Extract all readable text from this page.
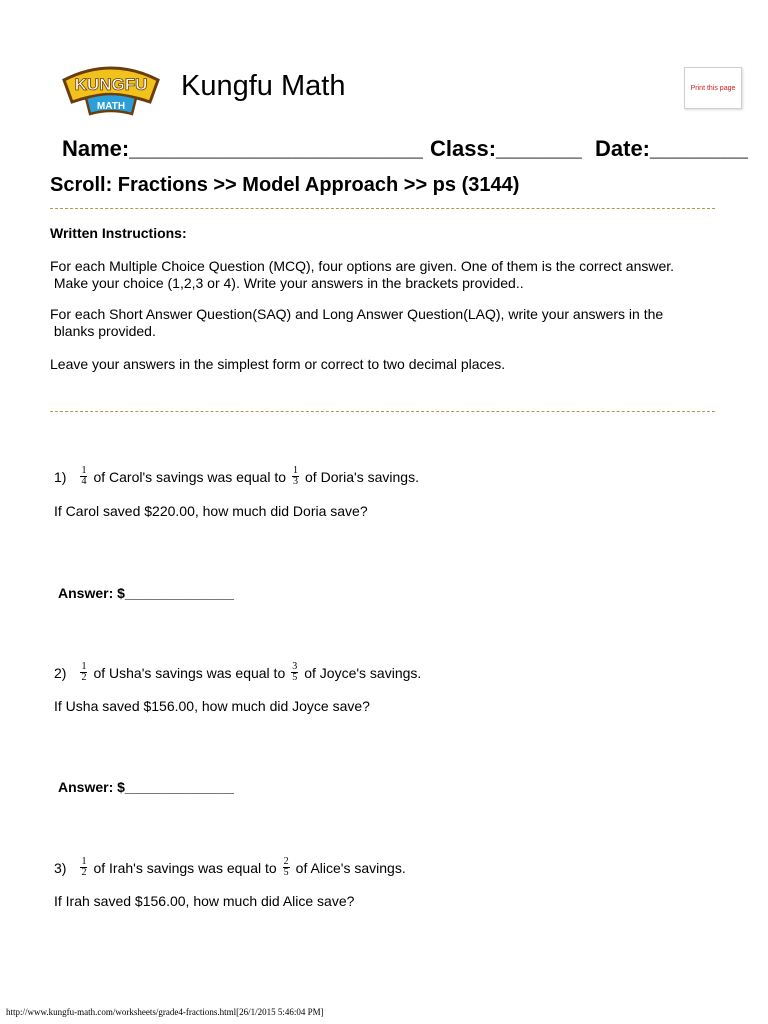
KUNGFU
MATH
Kungfu Math	Print this page
Name:________________________ Class:_______ Date:________
Scroll: Fractions >> Model Approach >> ps (3144)
Written Instructions:
For each Multiple Choice Question (MCQ), four options are given. One of them is the correct answer.
Make your choice (1,2,3 or 4). Write your answers in the brackets provided..
For each Short Answer Question(SAQ) and Long Answer Question(LAQ), write your answers in the
blanks provided.
Leave your answers in the simplest form or correct to two decimal places.
$1) \frac{1}{4}$ of Carol's savings was equal to $\frac{1}{3}$ of Doria's savings.
If Carol saved $220.00, how much did Doria save?
Answer: $______________
$2) \frac{1}{2}$ of Usha's savings was equal to $\frac{3}{5}$ of Joyce's savings.
If Usha saved $156.00, how much did Joyce save?
Answer: $______________
$3) \frac{1}{2}$ of Irah's savings was equal to $\frac{2}{5}$ of Alice's savings.
If Irah saved $156.00, how much did Alice save?
http://www.kungfu-math.com/worksheets/grade4-fractions.html[26/1/2015 5:46:04 PM]
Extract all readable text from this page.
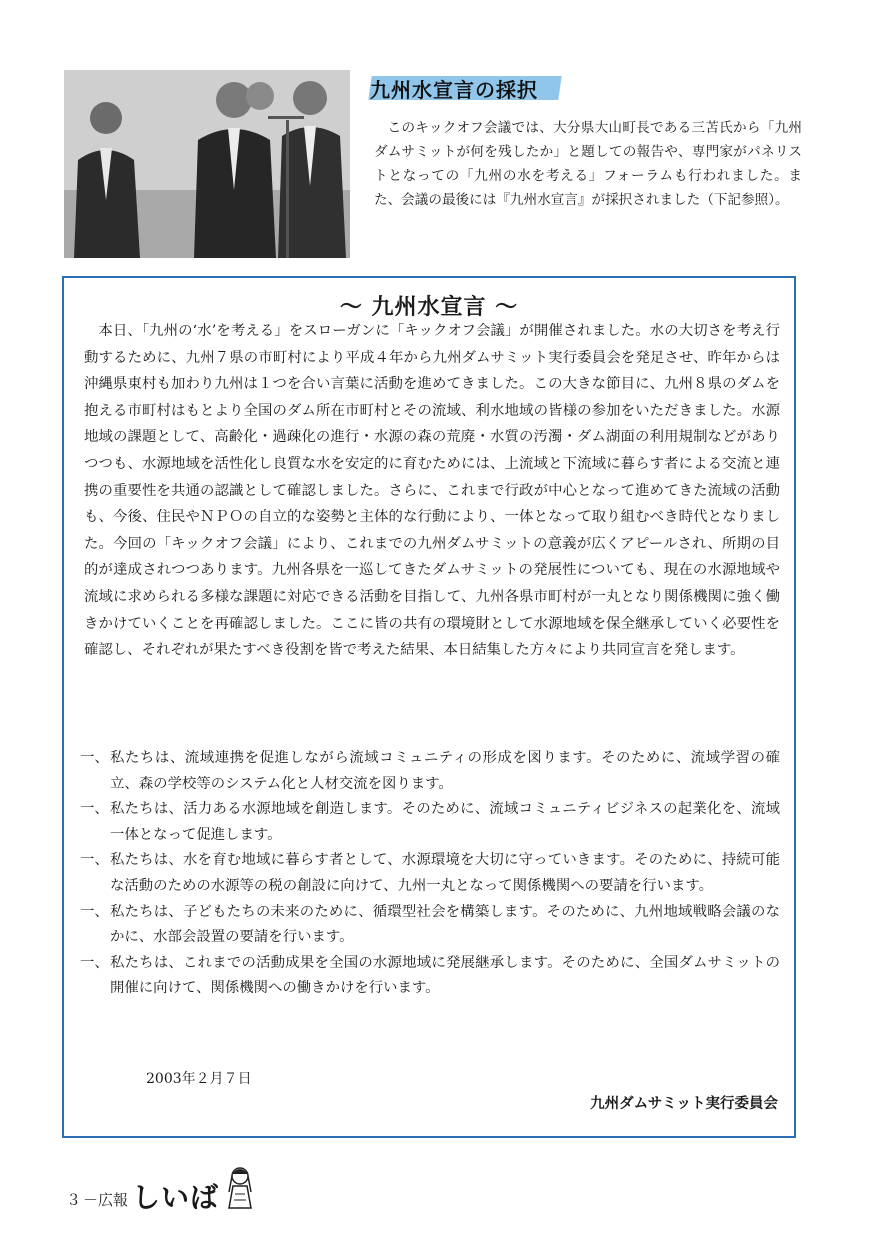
九州水宣言の採択

このキックオフ会議では、大分県大山町長である三苫氏から「九州ダムサミットが何を残したか」と題しての報告や、専門家がパネリストとなっての「九州の水を考える」フォーラムも行われました。また、会議の最後には『九州水宣言』が採択されました（下記参照）。

～ 九州水宣言 ～

本日、「九州の‘水’を考える」をスローガンに「キックオフ会議」が開催されました。水の大切さを考え行動するために、九州７県の市町村により平成４年から九州ダムサミット実行委員会を発足させ、昨年からは沖縄県東村も加わり九州は１つを合い言葉に活動を進めてきました。この大きな節目に、九州８県のダムを抱える市町村はもとより全国のダム所在市町村とその流域、利水地域の皆様の参加をいただきました。水源地域の課題として、高齢化・過疎化の進行・水源の森の荒廃・水質の汚濁・ダム湖面の利用規制などがありつつも、水源地域を活性化し良質な水を安定的に育むためには、上流域と下流域に暮らす者による交流と連携の重要性を共通の認識として確認しました。さらに、これまで行政が中心となって進めてきた流域の活動も、今後、住民やＮＰＯの自立的な姿勢と主体的な行動により、一体となって取り組むべき時代となりました。今回の「キックオフ会議」により、これまでの九州ダムサミットの意義が広くアピールされ、所期の目的が達成されつつあります。九州各県を一巡してきたダムサミットの発展性についても、現在の水源地域や流域に求められる多様な課題に対応できる活動を目指して、九州各県市町村が一丸となり関係機関に強く働きかけていくことを再確認しました。ここに皆の共有の環境財として水源地域を保全継承していく必要性を確認し、それぞれが果たすべき役割を皆で考えた結果、本日結集した方々により共同宣言を発します。

一、 私たちは、流域連携を促進しながら流域コミュニティの形成を図ります。そのために、流域学習の確立、森の学校等のシステム化と人材交流を図ります。
一、 私たちは、活力ある水源地域を創造します。そのために、流域コミュニティビジネスの起業化を、流域一体となって促進します。
一、 私たちは、水を育む地域に暮らす者として、水源環境を大切に守っていきます。そのために、持続可能な活動のための水源等の税の創設に向けて、九州一丸となって関係機関への要請を行います。
一、 私たちは、子どもたちの未来のために、循環型社会を構築します。そのために、九州地域戦略会議のなかに、水部会設置の要請を行います。
一、 私たちは、これまでの活動成果を全国の水源地域に発展継承します。そのために、全国ダムサミットの開催に向けて、関係機関への働きかけを行います。
2003年２月７日
九州ダムサミット実行委員会
３ －広報 しいば
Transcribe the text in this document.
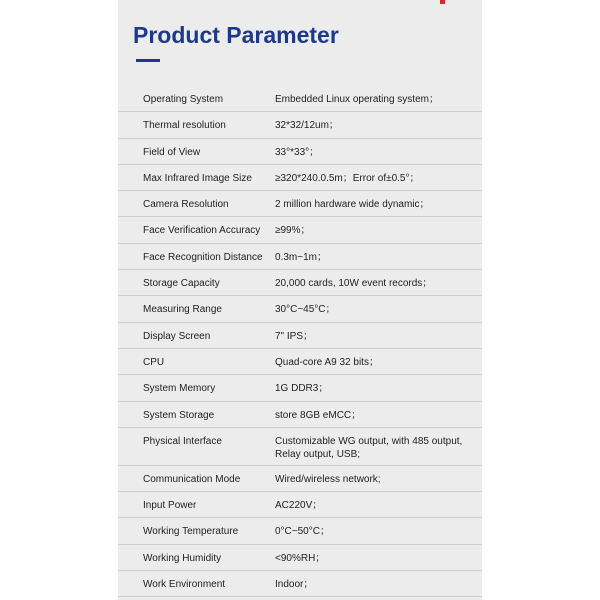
Product Parameter
Operating System	Embedded Linux operating system；
Thermal resolution	32*32/12um；
Field of View	33°*33°；
Max Infrared Image Size	≥320*240.0.5m；Error of±0.5°；
Camera Resolution	2 million hardware wide dynamic；
Face Verification Accuracy	≥99%；
Face Recognition Distance	0.3m~1m；
Storage Capacity	20,000 cards, 10W event records；
Measuring Range	30°C~45°C；
Display Screen	7" IPS；
CPU	Quad-core A9 32 bits；
System Memory	1G DDR3；
System Storage	store 8GB eMCC；
Physical Interface	Customizable WG output, with 485 output, Relay output, USB;
Communication Mode	Wired/wireless network;
Input Power	AC220V；
Working Temperature	0°C~50°C；
Working Humidity	<90%RH；
Work Environment	Indoor；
=-=-=
## Required task
Leave the images out and output the remaining material exactly as it stands.

## Completed exercise
Extract all readable text from this page.
KUNGFU
MATH
Kungfu Math	Print this page
Name:________________________ Class:_______ Date:________
Scroll: Fractions >> Model Approach >> ps (3144)
Written Instructions:
For each Multiple Choice Question (MCQ), four options are given. One of them is the correct answer.
Make your choice (1,2,3 or 4). Write your answers in the brackets provided..
For each Short Answer Question(SAQ) and Long Answer Question(LAQ), write your answers in the
blanks provided.
Leave your answers in the simplest form or correct to two decimal places.
$1) \frac{1}{4}$ of Carol's savings was equal to $\frac{1}{3}$ of Doria's savings.
If Carol saved $220.00, how much did Doria save?
Answer: $______________
$2) \frac{1}{2}$ of Usha's savings was equal to $\frac{3}{5}$ of Joyce's savings.
If Usha saved $156.00, how much did Joyce save?
Answer: $______________
$3) \frac{1}{2}$ of Irah's savings was equal to $\frac{2}{5}$ of Alice's savings.
If Irah saved $156.00, how much did Alice save?
http://www.kungfu-math.com/worksheets/grade4-fractions.html[26/1/2015 5:46:04 PM]
Extract all readable text from this page.
九州水宣言の採択

このキックオフ会議では、大分県大山町長である三苫氏から「九州ダムサミットが何を残したか」と題しての報告や、専門家がパネリストとなっての「九州の水を考える」フォーラムも行われました。また、会議の最後には『九州水宣言』が採択されました（下記参照）。

～ 九州水宣言 ～

本日、「九州の‘水’を考える」をスローガンに「キックオフ会議」が開催されました。水の大切さを考え行動するために、九州７県の市町村により平成４年から九州ダムサミット実行委員会を発足させ、昨年からは沖縄県東村も加わり九州は１つを合い言葉に活動を進めてきました。この大きな節目に、九州８県のダムを抱える市町村はもとより全国のダム所在市町村とその流域、利水地域の皆様の参加をいただきました。水源地域の課題として、高齢化・過疎化の進行・水源の森の荒廃・水質の汚濁・ダム湖面の利用規制などがありつつも、水源地域を活性化し良質な水を安定的に育むためには、上流域と下流域に暮らす者による交流と連携の重要性を共通の認識として確認しました。さらに、これまで行政が中心となって進めてきた流域の活動も、今後、住民やＮＰＯの自立的な姿勢と主体的な行動により、一体となって取り組むべき時代となりました。今回の「キックオフ会議」により、これまでの九州ダムサミットの意義が広くアピールされ、所期の目的が達成されつつあります。九州各県を一巡してきたダムサミットの発展性についても、現在の水源地域や流域に求められる多様な課題に対応できる活動を目指して、九州各県市町村が一丸となり関係機関に強く働きかけていくことを再確認しました。ここに皆の共有の環境財として水源地域を保全継承していく必要性を確認し、それぞれが果たすべき役割を皆で考えた結果、本日結集した方々により共同宣言を発します。

一、 私たちは、流域連携を促進しながら流域コミュニティの形成を図ります。そのために、流域学習の確立、森の学校等のシステム化と人材交流を図ります。
一、 私たちは、活力ある水源地域を創造します。そのために、流域コミュニティビジネスの起業化を、流域一体となって促進します。
一、 私たちは、水を育む地域に暮らす者として、水源環境を大切に守っていきます。そのために、持続可能な活動のための水源等の税の創設に向けて、九州一丸となって関係機関への要請を行います。
一、 私たちは、子どもたちの未来のために、循環型社会を構築します。そのために、九州地域戦略会議のなかに、水部会設置の要請を行います。
一、 私たちは、これまでの活動成果を全国の水源地域に発展継承します。そのために、全国ダムサミットの開催に向けて、関係機関への働きかけを行います。
2003年２月７日
九州ダムサミット実行委員会
３ －広報 しいば
Transcribe the text in this document.
Product Parameter
Operating System	Embedded Linux operating system；
Thermal resolution	32*32/12um；
Field of View	33°*33°；
Max Infrared Image Size	≥320*240.0.5m；Error of±0.5°；
Camera Resolution	2 million hardware wide dynamic；
Face Verification Accuracy	≥99%；
Face Recognition Distance	0.3m~1m；
Storage Capacity	20,000 cards, 10W event records；
Measuring Range	30°C~45°C；
Display Screen	7" IPS；
CPU	Quad-core A9 32 bits；
System Memory	1G DDR3；
System Storage	store 8GB eMCC；
Physical Interface	Customizable WG output, with 485 output, Relay output, USB;
Communication Mode	Wired/wireless network;
Input Power	AC220V；
Working Temperature	0°C~50°C；
Working Humidity	<90%RH；
Work Environment	Indoor；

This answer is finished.